═════ PROVIDED INFORMATION ═════

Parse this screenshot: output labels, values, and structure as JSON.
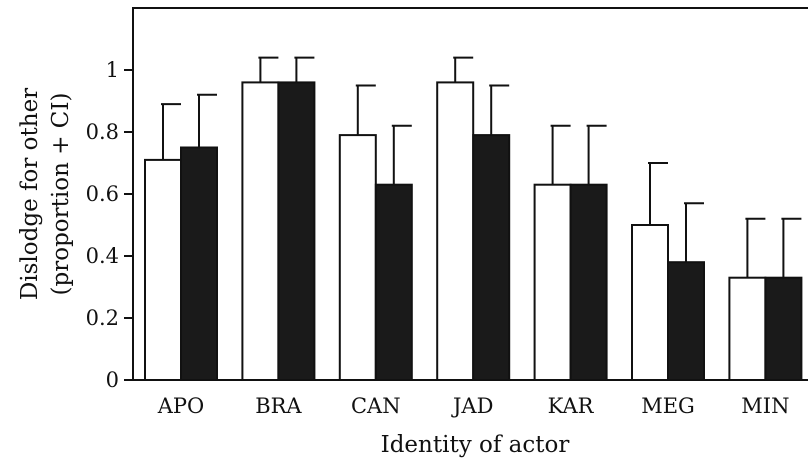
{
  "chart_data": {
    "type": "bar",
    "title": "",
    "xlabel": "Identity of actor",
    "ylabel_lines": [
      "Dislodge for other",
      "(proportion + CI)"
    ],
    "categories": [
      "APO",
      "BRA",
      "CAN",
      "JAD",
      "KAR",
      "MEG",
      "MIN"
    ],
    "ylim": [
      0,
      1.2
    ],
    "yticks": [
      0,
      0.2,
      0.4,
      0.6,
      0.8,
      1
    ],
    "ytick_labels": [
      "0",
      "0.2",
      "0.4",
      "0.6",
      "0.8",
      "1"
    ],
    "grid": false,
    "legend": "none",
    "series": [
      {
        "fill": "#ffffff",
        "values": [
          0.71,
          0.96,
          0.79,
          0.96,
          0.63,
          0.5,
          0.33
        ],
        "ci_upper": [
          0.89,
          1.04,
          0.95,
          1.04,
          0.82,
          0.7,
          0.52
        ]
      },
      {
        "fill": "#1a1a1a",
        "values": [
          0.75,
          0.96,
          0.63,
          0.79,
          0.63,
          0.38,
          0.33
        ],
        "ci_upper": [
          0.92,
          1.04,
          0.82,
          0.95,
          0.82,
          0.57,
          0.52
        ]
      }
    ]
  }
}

═════

Transcribe the material as is, with images omitted.

§ EXERCISE RESULT:
Parse this screenshot: output labels, values, and structure as JSON.
{
  "chart_data": {
    "type": "bar",
    "title": "",
    "xlabel": "Identity of actor",
    "ylabel_lines": [
      "Dislodge for other",
      "(proportion + CI)"
    ],
    "categories": [
      "APO",
      "BRA",
      "CAN",
      "JAD",
      "KAR",
      "MEG",
      "MIN"
    ],
    "ylim": [
      0,
      1.2
    ],
    "yticks": [
      0,
      0.2,
      0.4,
      0.6,
      0.8,
      1
    ],
    "ytick_labels": [
      "0",
      "0.2",
      "0.4",
      "0.6",
      "0.8",
      "1"
    ],
    "grid": false,
    "legend": "none",
    "series": [
      {
        "fill": "#ffffff",
        "values": [
          0.71,
          0.96,
          0.79,
          0.96,
          0.63,
          0.5,
          0.33
        ],
        "ci_upper": [
          0.89,
          1.04,
          0.95,
          1.04,
          0.82,
          0.7,
          0.52
        ]
      },
      {
        "fill": "#1a1a1a",
        "values": [
          0.75,
          0.96,
          0.63,
          0.79,
          0.63,
          0.38,
          0.33
        ],
        "ci_upper": [
          0.92,
          1.04,
          0.82,
          0.95,
          0.82,
          0.57,
          0.52
        ]
      }
    ]
  }
}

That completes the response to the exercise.